SHORT EXERCISE:
Take every line that has the string "Time" and copy it out.

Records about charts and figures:

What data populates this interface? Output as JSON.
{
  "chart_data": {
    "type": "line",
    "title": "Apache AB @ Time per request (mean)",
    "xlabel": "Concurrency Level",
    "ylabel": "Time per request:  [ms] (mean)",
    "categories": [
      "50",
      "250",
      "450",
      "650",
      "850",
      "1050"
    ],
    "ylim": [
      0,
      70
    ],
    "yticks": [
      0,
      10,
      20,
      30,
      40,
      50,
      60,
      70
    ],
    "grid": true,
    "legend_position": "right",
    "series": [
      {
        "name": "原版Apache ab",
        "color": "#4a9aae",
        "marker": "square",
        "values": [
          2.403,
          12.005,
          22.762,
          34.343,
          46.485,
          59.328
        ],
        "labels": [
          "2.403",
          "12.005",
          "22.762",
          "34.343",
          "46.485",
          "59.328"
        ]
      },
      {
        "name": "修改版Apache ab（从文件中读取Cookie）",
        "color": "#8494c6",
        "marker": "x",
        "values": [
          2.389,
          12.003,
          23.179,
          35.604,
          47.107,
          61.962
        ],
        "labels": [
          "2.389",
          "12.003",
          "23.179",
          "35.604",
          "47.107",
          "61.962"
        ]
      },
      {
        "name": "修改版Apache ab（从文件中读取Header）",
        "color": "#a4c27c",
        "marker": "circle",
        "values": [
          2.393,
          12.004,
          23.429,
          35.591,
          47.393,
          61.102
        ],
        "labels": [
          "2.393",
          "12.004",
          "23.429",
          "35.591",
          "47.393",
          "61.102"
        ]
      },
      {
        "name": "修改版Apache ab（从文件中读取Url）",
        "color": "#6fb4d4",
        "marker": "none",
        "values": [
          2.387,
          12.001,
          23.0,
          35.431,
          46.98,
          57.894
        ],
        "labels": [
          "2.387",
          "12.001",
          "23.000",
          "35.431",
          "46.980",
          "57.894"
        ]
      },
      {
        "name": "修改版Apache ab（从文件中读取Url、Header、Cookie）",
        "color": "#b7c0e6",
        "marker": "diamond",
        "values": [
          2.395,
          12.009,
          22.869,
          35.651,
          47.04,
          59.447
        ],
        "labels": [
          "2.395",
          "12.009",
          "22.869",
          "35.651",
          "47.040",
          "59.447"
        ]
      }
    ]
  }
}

EXERCISE RESULT:
    "title": "Apache AB @ Time per request (mean)",
    "ylabel": "Time per request:  [ms] (mean)",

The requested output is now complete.